▸ PROMPT
Write the material out again, line by line, exactly as it is.

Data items
※

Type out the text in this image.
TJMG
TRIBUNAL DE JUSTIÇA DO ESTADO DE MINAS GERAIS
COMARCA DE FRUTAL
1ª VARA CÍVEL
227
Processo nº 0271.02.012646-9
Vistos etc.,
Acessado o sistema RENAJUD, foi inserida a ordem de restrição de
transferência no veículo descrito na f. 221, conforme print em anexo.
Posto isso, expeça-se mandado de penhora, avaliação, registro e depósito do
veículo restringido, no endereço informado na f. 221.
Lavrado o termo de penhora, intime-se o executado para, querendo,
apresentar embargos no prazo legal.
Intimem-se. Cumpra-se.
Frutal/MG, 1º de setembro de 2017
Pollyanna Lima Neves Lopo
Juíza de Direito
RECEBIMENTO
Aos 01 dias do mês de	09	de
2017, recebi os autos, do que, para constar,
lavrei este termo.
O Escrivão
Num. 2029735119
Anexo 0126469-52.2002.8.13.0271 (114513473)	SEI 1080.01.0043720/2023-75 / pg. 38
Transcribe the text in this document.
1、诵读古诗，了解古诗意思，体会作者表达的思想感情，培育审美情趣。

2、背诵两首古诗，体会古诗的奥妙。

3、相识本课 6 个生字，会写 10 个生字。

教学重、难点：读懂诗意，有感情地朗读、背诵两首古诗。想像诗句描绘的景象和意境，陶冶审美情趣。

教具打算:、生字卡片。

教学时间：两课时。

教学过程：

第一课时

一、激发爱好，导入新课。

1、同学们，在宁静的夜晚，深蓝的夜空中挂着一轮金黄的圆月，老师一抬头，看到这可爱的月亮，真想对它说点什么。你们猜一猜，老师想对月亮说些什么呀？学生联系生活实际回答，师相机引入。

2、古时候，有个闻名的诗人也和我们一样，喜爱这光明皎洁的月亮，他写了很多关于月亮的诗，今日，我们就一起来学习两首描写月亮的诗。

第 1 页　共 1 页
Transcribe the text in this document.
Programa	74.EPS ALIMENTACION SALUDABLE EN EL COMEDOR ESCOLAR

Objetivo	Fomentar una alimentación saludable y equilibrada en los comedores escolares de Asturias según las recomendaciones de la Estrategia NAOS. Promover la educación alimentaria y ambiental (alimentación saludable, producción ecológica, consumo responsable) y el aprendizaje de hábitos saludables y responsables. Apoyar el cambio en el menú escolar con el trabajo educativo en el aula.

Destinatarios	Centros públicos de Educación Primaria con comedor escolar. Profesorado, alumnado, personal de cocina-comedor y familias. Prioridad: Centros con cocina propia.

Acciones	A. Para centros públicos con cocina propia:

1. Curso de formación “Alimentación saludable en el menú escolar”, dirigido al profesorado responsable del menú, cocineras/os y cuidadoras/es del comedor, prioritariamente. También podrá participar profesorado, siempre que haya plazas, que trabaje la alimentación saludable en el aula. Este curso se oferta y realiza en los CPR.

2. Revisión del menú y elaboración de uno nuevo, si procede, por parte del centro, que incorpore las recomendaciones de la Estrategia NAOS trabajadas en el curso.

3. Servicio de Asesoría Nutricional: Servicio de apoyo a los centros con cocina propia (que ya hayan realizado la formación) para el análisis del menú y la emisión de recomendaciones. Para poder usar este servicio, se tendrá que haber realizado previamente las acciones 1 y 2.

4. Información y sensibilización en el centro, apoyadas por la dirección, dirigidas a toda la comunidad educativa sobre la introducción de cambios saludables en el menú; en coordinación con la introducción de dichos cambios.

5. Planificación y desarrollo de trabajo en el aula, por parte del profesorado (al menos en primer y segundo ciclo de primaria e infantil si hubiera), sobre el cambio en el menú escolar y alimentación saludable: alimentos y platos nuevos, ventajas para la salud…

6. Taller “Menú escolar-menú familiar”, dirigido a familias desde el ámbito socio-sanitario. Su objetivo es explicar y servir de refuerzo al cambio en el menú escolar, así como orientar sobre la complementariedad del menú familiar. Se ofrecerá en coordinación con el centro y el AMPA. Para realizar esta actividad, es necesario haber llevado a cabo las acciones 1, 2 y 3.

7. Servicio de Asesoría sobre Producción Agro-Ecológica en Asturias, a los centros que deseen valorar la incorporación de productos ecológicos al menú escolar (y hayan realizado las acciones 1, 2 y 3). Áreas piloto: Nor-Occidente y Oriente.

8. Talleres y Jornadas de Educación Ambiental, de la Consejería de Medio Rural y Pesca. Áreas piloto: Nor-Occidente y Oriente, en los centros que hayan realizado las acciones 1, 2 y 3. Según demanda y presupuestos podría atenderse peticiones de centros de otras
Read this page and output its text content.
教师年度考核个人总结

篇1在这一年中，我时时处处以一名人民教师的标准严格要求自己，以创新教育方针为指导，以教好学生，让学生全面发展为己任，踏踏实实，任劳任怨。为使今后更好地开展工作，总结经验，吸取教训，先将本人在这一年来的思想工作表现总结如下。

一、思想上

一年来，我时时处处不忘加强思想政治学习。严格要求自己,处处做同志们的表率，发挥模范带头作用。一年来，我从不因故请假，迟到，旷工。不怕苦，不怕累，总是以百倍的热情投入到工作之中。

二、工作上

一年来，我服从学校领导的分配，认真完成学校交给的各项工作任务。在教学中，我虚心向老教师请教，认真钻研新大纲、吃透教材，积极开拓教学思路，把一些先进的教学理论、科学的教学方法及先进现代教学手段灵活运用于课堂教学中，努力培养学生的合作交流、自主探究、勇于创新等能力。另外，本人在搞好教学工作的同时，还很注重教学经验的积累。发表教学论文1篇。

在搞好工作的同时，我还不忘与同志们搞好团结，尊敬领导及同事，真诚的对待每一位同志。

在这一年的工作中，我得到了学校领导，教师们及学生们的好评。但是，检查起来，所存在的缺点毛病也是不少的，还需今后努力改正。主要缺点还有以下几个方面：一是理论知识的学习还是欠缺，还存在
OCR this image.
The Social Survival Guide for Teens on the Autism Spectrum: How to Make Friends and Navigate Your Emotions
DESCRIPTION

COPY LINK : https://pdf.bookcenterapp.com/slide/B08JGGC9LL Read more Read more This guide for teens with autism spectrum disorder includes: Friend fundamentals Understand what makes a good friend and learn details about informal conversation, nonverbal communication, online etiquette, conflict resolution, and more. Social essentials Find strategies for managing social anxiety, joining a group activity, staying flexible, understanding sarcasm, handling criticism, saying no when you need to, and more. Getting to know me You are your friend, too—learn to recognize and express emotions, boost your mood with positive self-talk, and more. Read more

※

▸ OUTPUT OF THE EXERCISE
Type out the text in this image.
TJMG
TRIBUNAL DE JUSTIÇA DO ESTADO DE MINAS GERAIS
COMARCA DE FRUTAL
1ª VARA CÍVEL
227
Processo nº 0271.02.012646-9
Vistos etc.,
Acessado o sistema RENAJUD, foi inserida a ordem de restrição de
transferência no veículo descrito na f. 221, conforme print em anexo.
Posto isso, expeça-se mandado de penhora, avaliação, registro e depósito do
veículo restringido, no endereço informado na f. 221.
Lavrado o termo de penhora, intime-se o executado para, querendo,
apresentar embargos no prazo legal.
Intimem-se. Cumpra-se.
Frutal/MG, 1º de setembro de 2017
Pollyanna Lima Neves Lopo
Juíza de Direito
RECEBIMENTO
Aos 01 dias do mês de	09	de
2017, recebi os autos, do que, para constar,
lavrei este termo.
O Escrivão
Num. 2029735119
Anexo 0126469-52.2002.8.13.0271 (114513473)	SEI 1080.01.0043720/2023-75 / pg. 38
Transcribe the text in this document.
1、诵读古诗，了解古诗意思，体会作者表达的思想感情，培育审美情趣。

2、背诵两首古诗，体会古诗的奥妙。

3、相识本课 6 个生字，会写 10 个生字。

教学重、难点：读懂诗意，有感情地朗读、背诵两首古诗。想像诗句描绘的景象和意境，陶冶审美情趣。

教具打算:、生字卡片。

教学时间：两课时。

教学过程：

第一课时

一、激发爱好，导入新课。

1、同学们，在宁静的夜晚，深蓝的夜空中挂着一轮金黄的圆月，老师一抬头，看到这可爱的月亮，真想对它说点什么。你们猜一猜，老师想对月亮说些什么呀？学生联系生活实际回答，师相机引入。

2、古时候，有个闻名的诗人也和我们一样，喜爱这光明皎洁的月亮，他写了很多关于月亮的诗，今日，我们就一起来学习两首描写月亮的诗。

第 1 页　共 1 页
Transcribe the text in this document.
Programa	74.EPS ALIMENTACION SALUDABLE EN EL COMEDOR ESCOLAR

Objetivo	Fomentar una alimentación saludable y equilibrada en los comedores escolares de Asturias según las recomendaciones de la Estrategia NAOS. Promover la educación alimentaria y ambiental (alimentación saludable, producción ecológica, consumo responsable) y el aprendizaje de hábitos saludables y responsables. Apoyar el cambio en el menú escolar con el trabajo educativo en el aula.

Destinatarios	Centros públicos de Educación Primaria con comedor escolar. Profesorado, alumnado, personal de cocina-comedor y familias. Prioridad: Centros con cocina propia.

Acciones	A. Para centros públicos con cocina propia:

1. Curso de formación “Alimentación saludable en el menú escolar”, dirigido al profesorado responsable del menú, cocineras/os y cuidadoras/es del comedor, prioritariamente. También podrá participar profesorado, siempre que haya plazas, que trabaje la alimentación saludable en el aula. Este curso se oferta y realiza en los CPR.

2. Revisión del menú y elaboración de uno nuevo, si procede, por parte del centro, que incorpore las recomendaciones de la Estrategia NAOS trabajadas en el curso.

3. Servicio de Asesoría Nutricional: Servicio de apoyo a los centros con cocina propia (que ya hayan realizado la formación) para el análisis del menú y la emisión de recomendaciones. Para poder usar este servicio, se tendrá que haber realizado previamente las acciones 1 y 2.

4. Información y sensibilización en el centro, apoyadas por la dirección, dirigidas a toda la comunidad educativa sobre la introducción de cambios saludables en el menú; en coordinación con la introducción de dichos cambios.

5. Planificación y desarrollo de trabajo en el aula, por parte del profesorado (al menos en primer y segundo ciclo de primaria e infantil si hubiera), sobre el cambio en el menú escolar y alimentación saludable: alimentos y platos nuevos, ventajas para la salud…

6. Taller “Menú escolar-menú familiar”, dirigido a familias desde el ámbito socio-sanitario. Su objetivo es explicar y servir de refuerzo al cambio en el menú escolar, así como orientar sobre la complementariedad del menú familiar. Se ofrecerá en coordinación con el centro y el AMPA. Para realizar esta actividad, es necesario haber llevado a cabo las acciones 1, 2 y 3.

7. Servicio de Asesoría sobre Producción Agro-Ecológica en Asturias, a los centros que deseen valorar la incorporación de productos ecológicos al menú escolar (y hayan realizado las acciones 1, 2 y 3). Áreas piloto: Nor-Occidente y Oriente.

8. Talleres y Jornadas de Educación Ambiental, de la Consejería de Medio Rural y Pesca. Áreas piloto: Nor-Occidente y Oriente, en los centros que hayan realizado las acciones 1, 2 y 3. Según demanda y presupuestos podría atenderse peticiones de centros de otras
Read this page and output its text content.
教师年度考核个人总结

篇1在这一年中，我时时处处以一名人民教师的标准严格要求自己，以创新教育方针为指导，以教好学生，让学生全面发展为己任，踏踏实实，任劳任怨。为使今后更好地开展工作，总结经验，吸取教训，先将本人在这一年来的思想工作表现总结如下。

一、思想上

一年来，我时时处处不忘加强思想政治学习。严格要求自己,处处做同志们的表率，发挥模范带头作用。一年来，我从不因故请假，迟到，旷工。不怕苦，不怕累，总是以百倍的热情投入到工作之中。

二、工作上

一年来，我服从学校领导的分配，认真完成学校交给的各项工作任务。在教学中，我虚心向老教师请教，认真钻研新大纲、吃透教材，积极开拓教学思路，把一些先进的教学理论、科学的教学方法及先进现代教学手段灵活运用于课堂教学中，努力培养学生的合作交流、自主探究、勇于创新等能力。另外，本人在搞好教学工作的同时，还很注重教学经验的积累。发表教学论文1篇。

在搞好工作的同时，我还不忘与同志们搞好团结，尊敬领导及同事，真诚的对待每一位同志。

在这一年的工作中，我得到了学校领导，教师们及学生们的好评。但是，检查起来，所存在的缺点毛病也是不少的，还需今后努力改正。主要缺点还有以下几个方面：一是理论知识的学习还是欠缺，还存在
OCR this image.
The Social Survival Guide for Teens on the Autism Spectrum: How to Make Friends and Navigate Your Emotions
DESCRIPTION

COPY LINK : https://pdf.bookcenterapp.com/slide/B08JGGC9LL Read more Read more This guide for teens with autism spectrum disorder includes: Friend fundamentals Understand what makes a good friend and learn details about informal conversation, nonverbal communication, online etiquette, conflict resolution, and more. Social essentials Find strategies for managing social anxiety, joining a group activity, staying flexible, understanding sarcasm, handling criticism, saying no when you need to, and more. Getting to know me You are your friend, too—learn to recognize and express emotions, boost your mood with positive self-talk, and more. Read more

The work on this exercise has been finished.